__EXERCISE DESCRIPTION__. Return every line of the data below that includes the string "screenshot".
+++ DATA IN THIS EXERCISE +++
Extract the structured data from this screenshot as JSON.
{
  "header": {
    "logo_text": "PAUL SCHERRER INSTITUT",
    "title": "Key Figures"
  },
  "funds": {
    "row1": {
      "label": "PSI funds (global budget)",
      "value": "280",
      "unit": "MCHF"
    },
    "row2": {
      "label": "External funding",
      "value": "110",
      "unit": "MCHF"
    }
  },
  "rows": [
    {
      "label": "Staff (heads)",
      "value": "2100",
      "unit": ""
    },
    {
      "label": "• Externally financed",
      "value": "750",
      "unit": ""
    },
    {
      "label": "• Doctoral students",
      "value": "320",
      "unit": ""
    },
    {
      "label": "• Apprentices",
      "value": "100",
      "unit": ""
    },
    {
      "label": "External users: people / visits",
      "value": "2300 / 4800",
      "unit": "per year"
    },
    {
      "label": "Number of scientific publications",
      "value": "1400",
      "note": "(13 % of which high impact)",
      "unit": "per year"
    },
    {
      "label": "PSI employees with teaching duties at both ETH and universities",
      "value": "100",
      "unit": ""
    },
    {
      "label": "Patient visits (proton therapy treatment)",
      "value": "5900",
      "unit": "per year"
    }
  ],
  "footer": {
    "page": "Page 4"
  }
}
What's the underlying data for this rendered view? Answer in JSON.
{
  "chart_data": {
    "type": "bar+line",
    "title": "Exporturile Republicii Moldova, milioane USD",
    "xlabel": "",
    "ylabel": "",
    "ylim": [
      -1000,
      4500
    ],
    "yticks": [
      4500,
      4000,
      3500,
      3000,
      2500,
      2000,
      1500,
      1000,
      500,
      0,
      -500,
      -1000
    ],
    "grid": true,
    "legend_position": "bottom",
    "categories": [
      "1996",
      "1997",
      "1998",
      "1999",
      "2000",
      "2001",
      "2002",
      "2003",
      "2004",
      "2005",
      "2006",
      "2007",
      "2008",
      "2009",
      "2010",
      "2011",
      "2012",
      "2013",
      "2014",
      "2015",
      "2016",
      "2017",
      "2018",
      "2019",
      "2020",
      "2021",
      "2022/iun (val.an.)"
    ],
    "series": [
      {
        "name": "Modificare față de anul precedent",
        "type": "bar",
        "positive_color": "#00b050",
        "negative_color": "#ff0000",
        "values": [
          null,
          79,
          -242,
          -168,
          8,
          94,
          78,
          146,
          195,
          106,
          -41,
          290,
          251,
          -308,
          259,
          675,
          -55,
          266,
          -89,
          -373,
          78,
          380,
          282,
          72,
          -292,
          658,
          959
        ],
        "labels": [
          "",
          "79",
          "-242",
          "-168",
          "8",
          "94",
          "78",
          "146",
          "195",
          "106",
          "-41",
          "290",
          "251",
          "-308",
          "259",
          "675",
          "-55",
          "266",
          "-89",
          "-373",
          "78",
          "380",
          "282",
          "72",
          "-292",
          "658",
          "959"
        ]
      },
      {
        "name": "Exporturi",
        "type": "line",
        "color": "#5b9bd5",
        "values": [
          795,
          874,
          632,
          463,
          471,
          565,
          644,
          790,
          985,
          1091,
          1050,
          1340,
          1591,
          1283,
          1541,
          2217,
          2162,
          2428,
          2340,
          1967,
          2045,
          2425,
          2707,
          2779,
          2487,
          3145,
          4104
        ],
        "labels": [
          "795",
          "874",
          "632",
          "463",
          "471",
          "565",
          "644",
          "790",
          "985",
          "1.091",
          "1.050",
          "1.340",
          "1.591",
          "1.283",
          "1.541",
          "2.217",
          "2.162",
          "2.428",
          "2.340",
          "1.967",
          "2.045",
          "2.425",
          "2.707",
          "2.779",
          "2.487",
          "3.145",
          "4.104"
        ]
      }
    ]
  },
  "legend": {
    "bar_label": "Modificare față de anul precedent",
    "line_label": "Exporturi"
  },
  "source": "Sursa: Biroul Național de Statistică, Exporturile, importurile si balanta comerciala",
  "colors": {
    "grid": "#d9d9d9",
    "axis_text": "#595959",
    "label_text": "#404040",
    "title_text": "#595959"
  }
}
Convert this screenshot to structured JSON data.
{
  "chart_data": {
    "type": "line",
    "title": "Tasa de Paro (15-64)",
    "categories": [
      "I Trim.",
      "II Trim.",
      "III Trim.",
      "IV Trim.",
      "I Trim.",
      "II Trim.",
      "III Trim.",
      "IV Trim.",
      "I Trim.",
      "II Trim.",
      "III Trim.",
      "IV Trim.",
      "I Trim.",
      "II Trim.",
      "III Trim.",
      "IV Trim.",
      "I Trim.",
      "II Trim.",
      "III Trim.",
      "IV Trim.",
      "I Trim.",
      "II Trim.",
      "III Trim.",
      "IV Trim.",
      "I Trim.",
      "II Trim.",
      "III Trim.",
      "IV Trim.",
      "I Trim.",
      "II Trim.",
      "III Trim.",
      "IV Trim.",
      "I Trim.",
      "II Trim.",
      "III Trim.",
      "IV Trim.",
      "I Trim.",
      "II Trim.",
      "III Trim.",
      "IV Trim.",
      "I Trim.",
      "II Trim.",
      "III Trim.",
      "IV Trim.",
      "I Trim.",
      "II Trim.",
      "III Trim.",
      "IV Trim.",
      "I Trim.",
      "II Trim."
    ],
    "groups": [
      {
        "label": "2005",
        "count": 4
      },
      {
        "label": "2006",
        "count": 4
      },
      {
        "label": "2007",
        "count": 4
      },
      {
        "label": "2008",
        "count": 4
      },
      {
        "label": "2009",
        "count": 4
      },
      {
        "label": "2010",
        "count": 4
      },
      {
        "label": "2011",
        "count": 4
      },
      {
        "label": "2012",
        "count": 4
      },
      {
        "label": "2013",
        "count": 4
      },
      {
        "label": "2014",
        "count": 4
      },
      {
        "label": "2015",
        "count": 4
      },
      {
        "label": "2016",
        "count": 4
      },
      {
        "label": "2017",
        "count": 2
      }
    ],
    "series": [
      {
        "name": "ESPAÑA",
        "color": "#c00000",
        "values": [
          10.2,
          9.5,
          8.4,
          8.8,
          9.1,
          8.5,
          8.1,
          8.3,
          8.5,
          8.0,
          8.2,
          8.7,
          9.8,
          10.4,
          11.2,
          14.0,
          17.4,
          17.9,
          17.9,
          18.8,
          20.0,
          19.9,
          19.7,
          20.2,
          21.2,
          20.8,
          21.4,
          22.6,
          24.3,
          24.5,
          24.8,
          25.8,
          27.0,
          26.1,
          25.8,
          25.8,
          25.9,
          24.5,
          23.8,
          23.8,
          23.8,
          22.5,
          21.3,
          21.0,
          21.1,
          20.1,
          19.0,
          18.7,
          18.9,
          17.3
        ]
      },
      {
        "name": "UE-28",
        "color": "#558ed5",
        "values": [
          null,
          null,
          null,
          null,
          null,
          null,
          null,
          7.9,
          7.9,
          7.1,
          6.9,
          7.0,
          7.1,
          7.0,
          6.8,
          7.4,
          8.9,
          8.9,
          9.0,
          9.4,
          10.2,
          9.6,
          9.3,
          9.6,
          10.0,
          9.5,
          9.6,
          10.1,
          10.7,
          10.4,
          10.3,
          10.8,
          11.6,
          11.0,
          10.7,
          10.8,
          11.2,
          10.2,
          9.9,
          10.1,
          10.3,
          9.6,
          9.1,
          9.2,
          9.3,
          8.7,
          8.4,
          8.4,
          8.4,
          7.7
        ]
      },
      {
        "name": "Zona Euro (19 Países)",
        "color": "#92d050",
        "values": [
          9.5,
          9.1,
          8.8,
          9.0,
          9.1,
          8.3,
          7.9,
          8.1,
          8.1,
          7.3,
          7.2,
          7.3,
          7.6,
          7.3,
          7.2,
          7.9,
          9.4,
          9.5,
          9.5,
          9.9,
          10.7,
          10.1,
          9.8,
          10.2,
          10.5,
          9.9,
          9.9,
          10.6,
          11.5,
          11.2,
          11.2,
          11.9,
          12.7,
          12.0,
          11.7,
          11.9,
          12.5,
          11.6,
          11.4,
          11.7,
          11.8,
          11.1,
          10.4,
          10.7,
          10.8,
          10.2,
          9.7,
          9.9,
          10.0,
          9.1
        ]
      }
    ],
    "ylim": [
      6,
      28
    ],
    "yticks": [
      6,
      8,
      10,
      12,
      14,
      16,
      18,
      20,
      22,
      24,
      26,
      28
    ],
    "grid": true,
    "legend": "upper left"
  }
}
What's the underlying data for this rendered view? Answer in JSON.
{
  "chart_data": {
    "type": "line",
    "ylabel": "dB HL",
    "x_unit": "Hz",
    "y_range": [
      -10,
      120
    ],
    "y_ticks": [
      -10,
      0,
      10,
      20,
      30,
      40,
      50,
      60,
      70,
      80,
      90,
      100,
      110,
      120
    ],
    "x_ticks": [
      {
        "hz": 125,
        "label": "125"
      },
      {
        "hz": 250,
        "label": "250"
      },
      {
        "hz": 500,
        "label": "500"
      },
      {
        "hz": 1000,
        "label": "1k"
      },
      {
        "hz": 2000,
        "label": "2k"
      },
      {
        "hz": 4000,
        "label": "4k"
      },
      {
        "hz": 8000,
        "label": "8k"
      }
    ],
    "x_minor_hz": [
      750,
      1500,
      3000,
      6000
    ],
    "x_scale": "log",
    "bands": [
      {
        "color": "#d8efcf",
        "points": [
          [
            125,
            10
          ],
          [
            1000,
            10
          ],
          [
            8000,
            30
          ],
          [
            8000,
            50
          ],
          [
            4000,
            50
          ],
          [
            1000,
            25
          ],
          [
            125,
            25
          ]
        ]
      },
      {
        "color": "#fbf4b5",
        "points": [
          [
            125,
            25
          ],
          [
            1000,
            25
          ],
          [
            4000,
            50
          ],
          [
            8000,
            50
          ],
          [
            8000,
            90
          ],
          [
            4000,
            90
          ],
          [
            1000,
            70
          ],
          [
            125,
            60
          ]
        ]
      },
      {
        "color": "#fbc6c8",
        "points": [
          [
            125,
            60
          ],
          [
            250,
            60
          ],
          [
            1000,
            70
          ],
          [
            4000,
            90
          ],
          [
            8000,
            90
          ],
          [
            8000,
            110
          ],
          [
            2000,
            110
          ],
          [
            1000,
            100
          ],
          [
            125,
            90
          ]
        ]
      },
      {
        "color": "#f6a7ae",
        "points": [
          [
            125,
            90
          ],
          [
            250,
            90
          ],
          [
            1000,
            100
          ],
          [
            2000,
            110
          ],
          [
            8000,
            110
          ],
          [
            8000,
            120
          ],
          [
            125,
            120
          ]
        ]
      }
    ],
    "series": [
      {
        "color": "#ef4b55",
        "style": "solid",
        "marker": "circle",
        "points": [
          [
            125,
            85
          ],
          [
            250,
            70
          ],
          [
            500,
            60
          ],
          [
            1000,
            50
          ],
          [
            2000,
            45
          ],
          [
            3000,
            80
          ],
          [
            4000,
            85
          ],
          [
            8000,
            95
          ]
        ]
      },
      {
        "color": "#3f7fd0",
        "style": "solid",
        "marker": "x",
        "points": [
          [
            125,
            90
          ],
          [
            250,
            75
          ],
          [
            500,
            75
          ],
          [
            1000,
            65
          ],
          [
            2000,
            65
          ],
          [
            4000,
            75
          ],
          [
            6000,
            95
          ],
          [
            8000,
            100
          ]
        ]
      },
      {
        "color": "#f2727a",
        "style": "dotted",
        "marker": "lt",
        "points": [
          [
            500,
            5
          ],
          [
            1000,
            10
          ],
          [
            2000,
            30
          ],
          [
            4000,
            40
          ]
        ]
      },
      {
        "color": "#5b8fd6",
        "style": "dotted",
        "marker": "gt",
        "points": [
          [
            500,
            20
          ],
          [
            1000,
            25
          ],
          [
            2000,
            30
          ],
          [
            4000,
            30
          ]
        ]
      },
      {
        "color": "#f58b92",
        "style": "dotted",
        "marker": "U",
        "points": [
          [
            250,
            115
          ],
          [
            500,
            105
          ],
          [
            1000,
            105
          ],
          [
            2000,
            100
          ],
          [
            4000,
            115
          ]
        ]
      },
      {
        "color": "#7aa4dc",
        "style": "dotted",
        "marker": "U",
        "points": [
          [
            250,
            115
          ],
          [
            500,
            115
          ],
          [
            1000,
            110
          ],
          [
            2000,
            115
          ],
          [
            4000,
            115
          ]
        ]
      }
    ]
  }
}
+++
__ANSWER BELOW__.
Extract the structured data from this screenshot as JSON.
Convert this screenshot to structured JSON data.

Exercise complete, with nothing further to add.